Source data:
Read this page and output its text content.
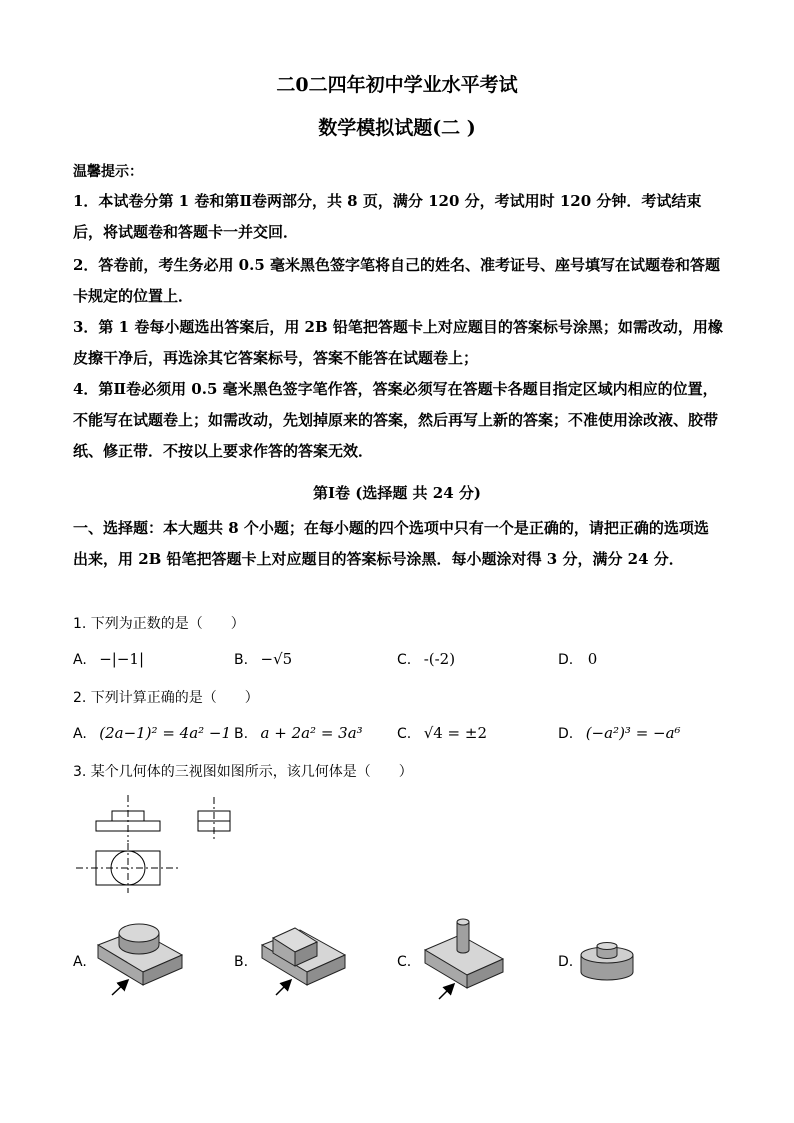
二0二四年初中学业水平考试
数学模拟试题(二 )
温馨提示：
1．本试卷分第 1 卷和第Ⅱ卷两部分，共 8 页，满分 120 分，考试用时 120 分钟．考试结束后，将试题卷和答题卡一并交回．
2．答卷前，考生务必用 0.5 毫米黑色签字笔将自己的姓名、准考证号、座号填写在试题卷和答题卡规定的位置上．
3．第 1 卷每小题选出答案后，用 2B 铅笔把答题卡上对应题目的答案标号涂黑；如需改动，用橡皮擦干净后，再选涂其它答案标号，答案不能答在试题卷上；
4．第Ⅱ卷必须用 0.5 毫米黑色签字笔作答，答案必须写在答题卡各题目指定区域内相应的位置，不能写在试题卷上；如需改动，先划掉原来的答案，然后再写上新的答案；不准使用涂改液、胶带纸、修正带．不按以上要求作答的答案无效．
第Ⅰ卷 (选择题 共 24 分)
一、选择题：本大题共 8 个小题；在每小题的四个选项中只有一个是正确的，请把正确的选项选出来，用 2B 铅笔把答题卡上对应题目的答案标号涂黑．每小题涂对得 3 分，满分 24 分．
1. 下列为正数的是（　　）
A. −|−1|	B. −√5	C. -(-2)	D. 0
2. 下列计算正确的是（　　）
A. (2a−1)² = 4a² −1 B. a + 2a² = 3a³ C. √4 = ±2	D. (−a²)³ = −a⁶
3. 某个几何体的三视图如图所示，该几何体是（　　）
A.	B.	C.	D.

-- Problem requirements --
Reproduce all of the data exactly; the pictures do not belong in the copy.

-- Completed task --
Read this page and output its text content.
二0二四年初中学业水平考试
数学模拟试题(二 )
温馨提示：
1．本试卷分第 1 卷和第Ⅱ卷两部分，共 8 页，满分 120 分，考试用时 120 分钟．考试结束后，将试题卷和答题卡一并交回．
2．答卷前，考生务必用 0.5 毫米黑色签字笔将自己的姓名、准考证号、座号填写在试题卷和答题卡规定的位置上．
3．第 1 卷每小题选出答案后，用 2B 铅笔把答题卡上对应题目的答案标号涂黑；如需改动，用橡皮擦干净后，再选涂其它答案标号，答案不能答在试题卷上；
4．第Ⅱ卷必须用 0.5 毫米黑色签字笔作答，答案必须写在答题卡各题目指定区域内相应的位置，不能写在试题卷上；如需改动，先划掉原来的答案，然后再写上新的答案；不准使用涂改液、胶带纸、修正带．不按以上要求作答的答案无效．
第Ⅰ卷 (选择题 共 24 分)
一、选择题：本大题共 8 个小题；在每小题的四个选项中只有一个是正确的，请把正确的选项选出来，用 2B 铅笔把答题卡上对应题目的答案标号涂黑．每小题涂对得 3 分，满分 24 分．
1. 下列为正数的是（　　）
A. −|−1|	B. −√5	C. -(-2)	D. 0
2. 下列计算正确的是（　　）
A. (2a−1)² = 4a² −1 B. a + 2a² = 3a³ C. √4 = ±2	D. (−a²)³ = −a⁶
3. 某个几何体的三视图如图所示，该几何体是（　　）
A.	B.	C.	D.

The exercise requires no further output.